Given information =>
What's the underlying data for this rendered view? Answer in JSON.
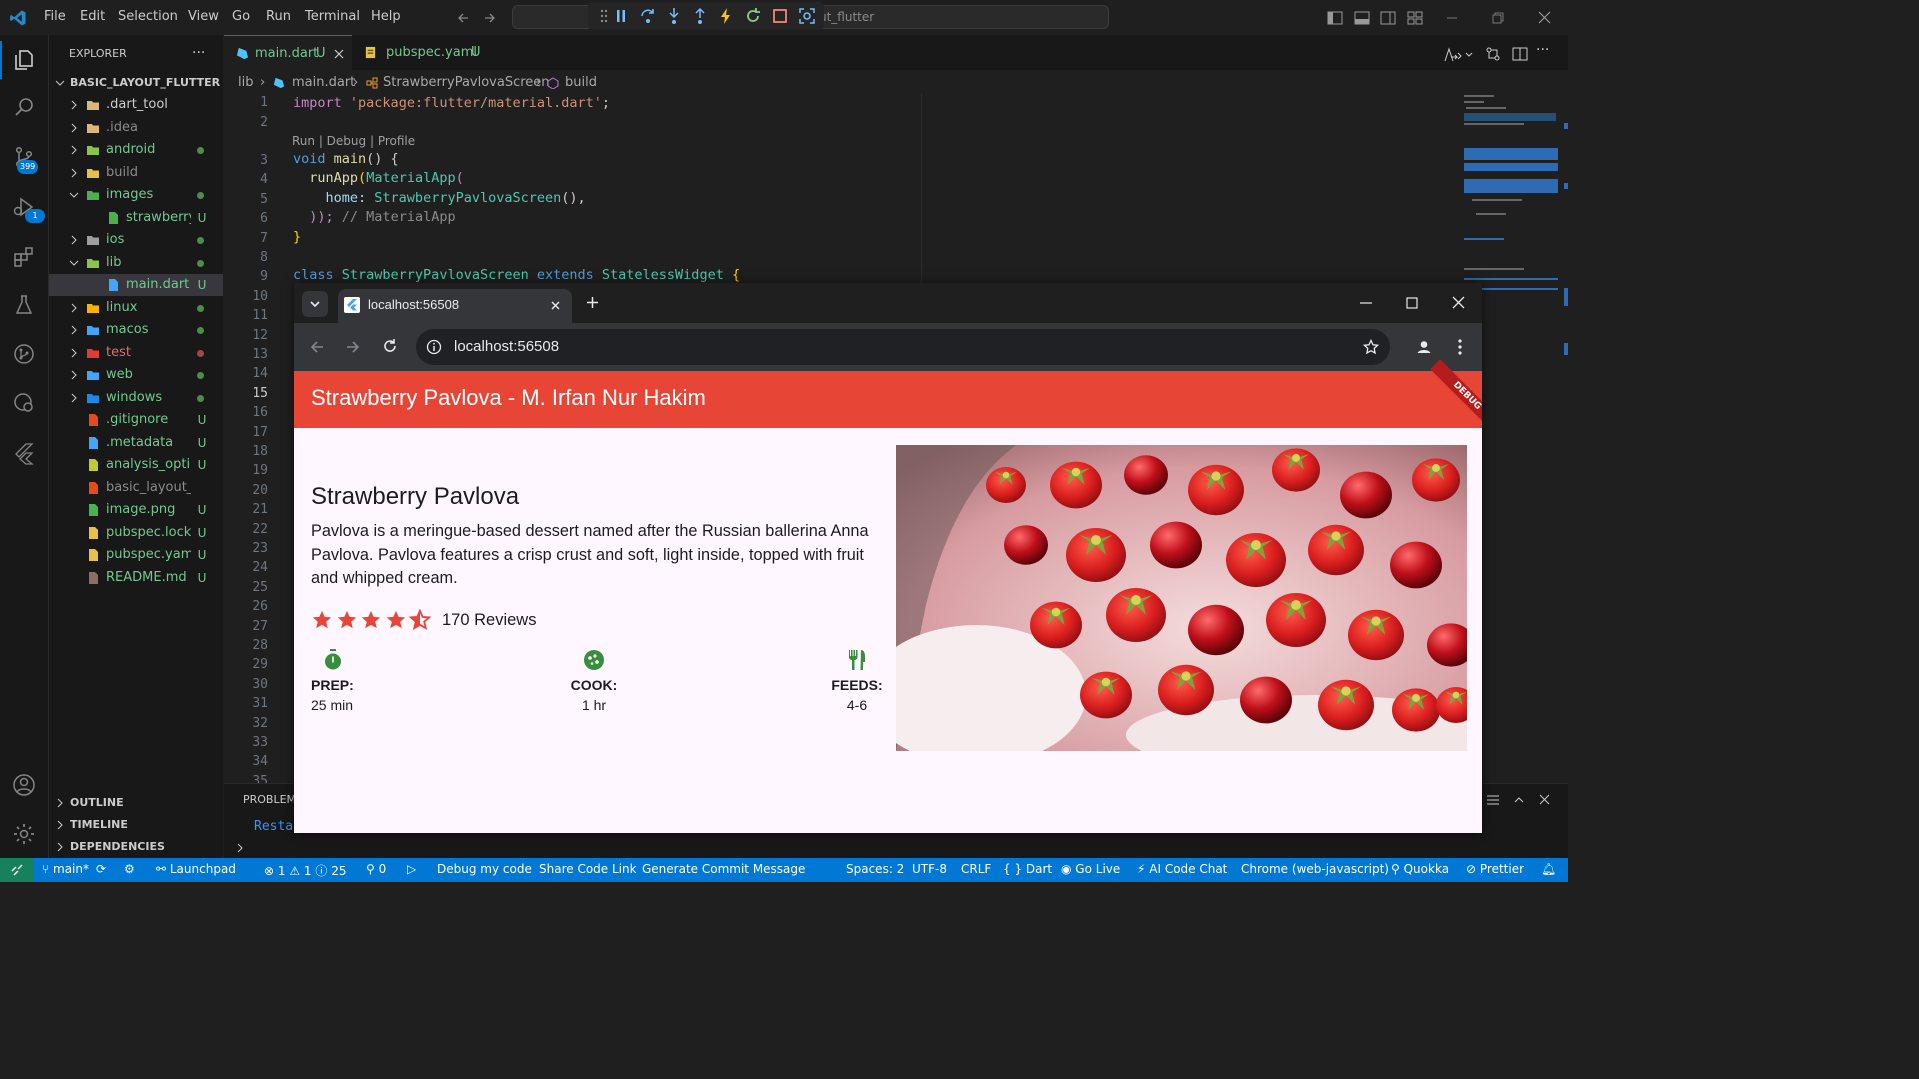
{
  "titlebar": {
    "menu": [
      "File",
      "Edit",
      "Selection",
      "View",
      "Go",
      "Run",
      "Terminal",
      "Help"
    ],
    "search_text": "ut_flutter"
  },
  "activity": {
    "scm_badge": "399",
    "debug_badge": "1"
  },
  "sidebar": {
    "title": "EXPLORER",
    "more": "...",
    "root": "BASIC_LAYOUT_FLUTTER",
    "items": [
      {
        "label": ".dart_tool",
        "status": ""
      },
      {
        "label": ".idea",
        "status": ""
      },
      {
        "label": "android",
        "status": "dot"
      },
      {
        "label": "build",
        "status": ""
      },
      {
        "label": "images",
        "status": "dot"
      },
      {
        "label": "strawberry_...",
        "status": "U"
      },
      {
        "label": "ios",
        "status": "dot"
      },
      {
        "label": "lib",
        "status": "dot"
      },
      {
        "label": "main.dart",
        "status": "U"
      },
      {
        "label": "linux",
        "status": "dot"
      },
      {
        "label": "macos",
        "status": "dot"
      },
      {
        "label": "test",
        "status": "dot"
      },
      {
        "label": "web",
        "status": "dot"
      },
      {
        "label": "windows",
        "status": "dot"
      },
      {
        "label": ".gitignore",
        "status": "U"
      },
      {
        "label": ".metadata",
        "status": "U"
      },
      {
        "label": "analysis_opti...",
        "status": "U"
      },
      {
        "label": "basic_layout_flutt...",
        "status": ""
      },
      {
        "label": "image.png",
        "status": "U"
      },
      {
        "label": "pubspec.lock",
        "status": "U"
      },
      {
        "label": "pubspec.yaml",
        "status": "U"
      },
      {
        "label": "README.md",
        "status": "U"
      }
    ],
    "sections": [
      "OUTLINE",
      "TIMELINE",
      "DEPENDENCIES"
    ]
  },
  "editor": {
    "tabs": [
      {
        "label": "main.dart",
        "status": "U"
      },
      {
        "label": "pubspec.yaml",
        "status": "U"
      }
    ],
    "breadcrumb": [
      "lib",
      "main.dart",
      "StrawberryPavlovaScreen",
      "build"
    ],
    "codelens": "Run | Debug | Profile",
    "line_numbers": [
      "1",
      "2",
      "3",
      "4",
      "5",
      "6",
      "7",
      "8",
      "9",
      "10",
      "11",
      "12",
      "13",
      "14",
      "15",
      "16",
      "17",
      "18",
      "19",
      "20",
      "21",
      "22",
      "23",
      "24",
      "25",
      "26",
      "27",
      "28",
      "29",
      "30",
      "31",
      "32",
      "33",
      "34",
      "35"
    ],
    "code": {
      "l1_kw": "import",
      "l1_str": "'package:flutter/material.dart'",
      "l1_end": ";",
      "l3_kw": "void",
      "l3_fn": "main",
      "l3_rest": "() {",
      "l4_fn": "runApp",
      "l4_cls": "MaterialApp",
      "l4_rest": "(",
      "l5_prop": "home",
      "l5_cls": "StrawberryPavlovaScreen",
      "l5_rest": "(),",
      "l6_rest": "));",
      "l6_cm": "// MaterialApp",
      "l7": "}",
      "l9_kw": "class",
      "l9_cls": "StrawberryPavlovaScreen",
      "l9_kw2": "extends",
      "l9_cls2": "StatelessWidget",
      "l9_rest": "{"
    },
    "panel_tab": "PROBLEMS",
    "panel_text": "Resta"
  },
  "browser": {
    "tab_title": "localhost:56508",
    "url": "localhost:56508",
    "appbar_title": "Strawberry Pavlova - M. Irfan Nur Hakim",
    "debug_banner": "DEBUG",
    "heading": "Strawberry Pavlova",
    "description": "Pavlova is a meringue-based dessert named after the Russian ballerina Anna Pavlova. Pavlova features a crisp crust and soft, light inside, topped with fruit and whipped cream.",
    "rating": 4.5,
    "reviews": "170 Reviews",
    "accent": "#e74536",
    "icon_color": "#388e3c",
    "info": [
      {
        "label": "PREP:",
        "value": "25 min",
        "icon": "timer-icon"
      },
      {
        "label": "COOK:",
        "value": "1 hr",
        "icon": "kitchen-icon"
      },
      {
        "label": "FEEDS:",
        "value": "4-6",
        "icon": "restaurant-icon"
      }
    ]
  },
  "statusbar": {
    "branch": "main*",
    "launchpad": "Launchpad",
    "errors": "1",
    "warnings": "1",
    "infos": "25",
    "ports": "0",
    "debug": "Debug my code",
    "share": "Share Code Link",
    "commit": "Generate Commit Message",
    "spaces": "Spaces: 2",
    "encoding": "UTF-8",
    "eol": "CRLF",
    "language": "Dart",
    "golive": "Go Live",
    "aichat": "AI Code Chat",
    "device": "Chrome (web-javascript)",
    "quokka": "Quokka",
    "prettier": "Prettier"
  }
}
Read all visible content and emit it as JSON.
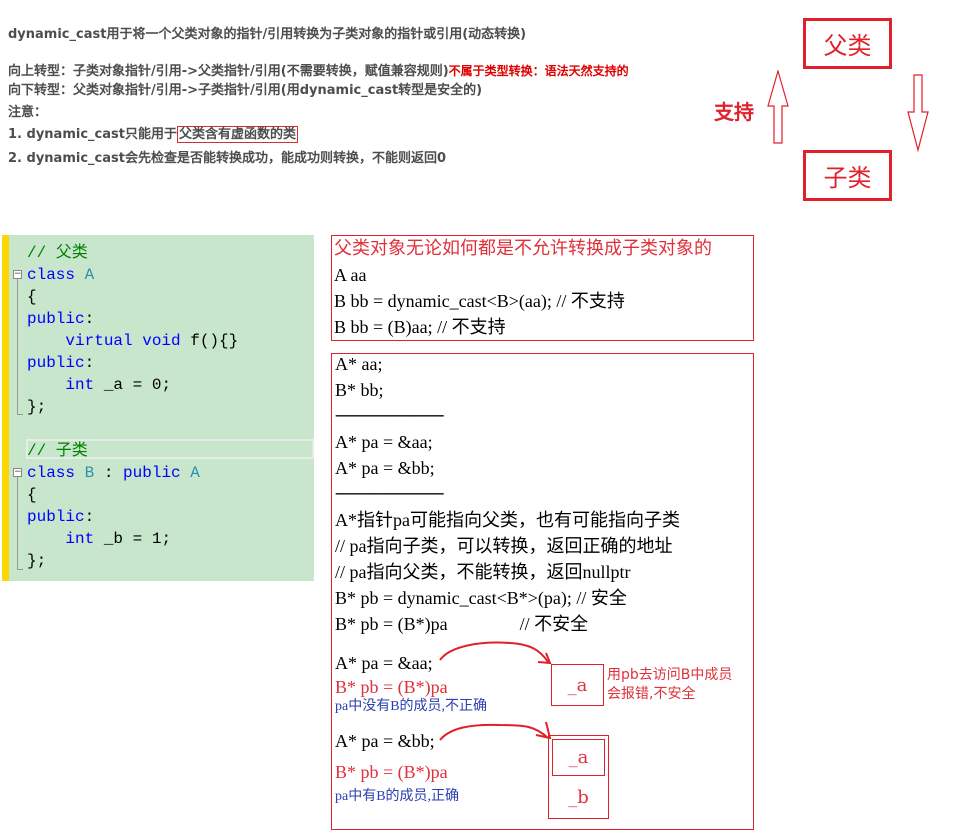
{
  "notes": {
    "title": "dynamic_cast用于将一个父类对象的指针/引用转换为子类对象的指针或引用(动态转换)",
    "upcast": "向上转型：子类对象指针/引用->父类指针/引用(不需要转换，赋值兼容规则)",
    "upcast_note": "不属于类型转换：语法天然支持的",
    "downcast": "向下转型：父类对象指针/引用->子类指针/引用(用dynamic_cast转型是安全的)",
    "attention": "注意：",
    "rule1_prefix": "1. dynamic_cast只能用于",
    "rule1_boxed": "父类含有虚函数的类",
    "rule2": "2. dynamic_cast会先检查是否能转换成功，能成功则转换，不能则返回0"
  },
  "diagram": {
    "parent_label": "父类",
    "child_label": "子类",
    "support_label": "支持",
    "color": "#e0202a"
  },
  "code": {
    "lines": [
      {
        "cm": "// 父类"
      },
      {
        "kw": "class",
        "ty": "A"
      },
      {
        "plain": "{"
      },
      {
        "kw": "public",
        "plain": ":"
      },
      {
        "kw": "virtual void",
        "plain": "f(){}"
      },
      {
        "kw": "public",
        "plain": ":"
      },
      {
        "kw": "int",
        "plain": "_a = 0;"
      },
      {
        "plain": "};"
      },
      {
        "cm": "// 子类"
      },
      {
        "kw": "class",
        "ty": "B",
        "kw2": "public",
        "ty2": "A"
      },
      {
        "plain": "{"
      },
      {
        "kw": "public",
        "plain": ":"
      },
      {
        "kw": "int",
        "plain": "_b = 1;"
      },
      {
        "plain": "};"
      }
    ]
  },
  "box1": {
    "heading": "父类对象无论如何都是不允许转换成子类对象的",
    "lines": [
      "A aa",
      "B bb = dynamic_cast<B>(aa); // 不支持",
      "B bb = (B)aa; // 不支持"
    ]
  },
  "box2": {
    "lines": [
      "A* aa;",
      "B* bb;",
      "------------------------",
      "A* pa = &aa;",
      "A* pa = &bb;",
      "------------------------",
      "A*指针pa可能指向父类，也有可能指向子类",
      "// pa指向子类，可以转换，返回正确的地址",
      "// pa指向父类，不能转换，返回nullptr",
      "B* pb = dynamic_cast<B*>(pa); // 安全",
      "B* pb = (B*)pa                // 不安全"
    ],
    "example1": {
      "assign": "A* pa = &aa;",
      "cast": "B* pb = (B*)pa",
      "note": "pa中没有B的成员,不正确",
      "member_a": "_a",
      "warning_line1": "用pb去访问B中成员",
      "warning_line2": "会报错,不安全"
    },
    "example2": {
      "assign": "A* pa = &bb;",
      "cast": "B* pb = (B*)pa",
      "note": "pa中有B的成员,正确",
      "member_a": "_a",
      "member_b": "_b"
    }
  }
}
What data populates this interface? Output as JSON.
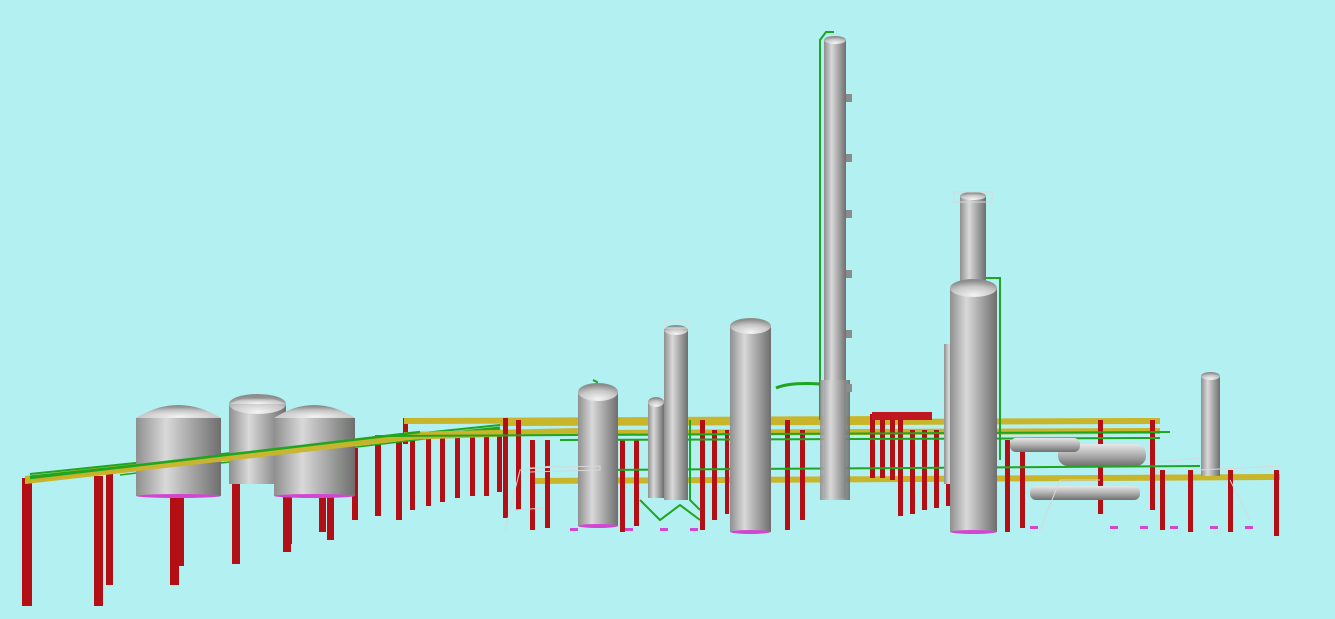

Work to be completed => Copy each line above where the string "this" occurs.

Reply to the exercise =>
What's the underlying data for this rendered view? Answer in JSON.
What data populates this interface? Output as JSON.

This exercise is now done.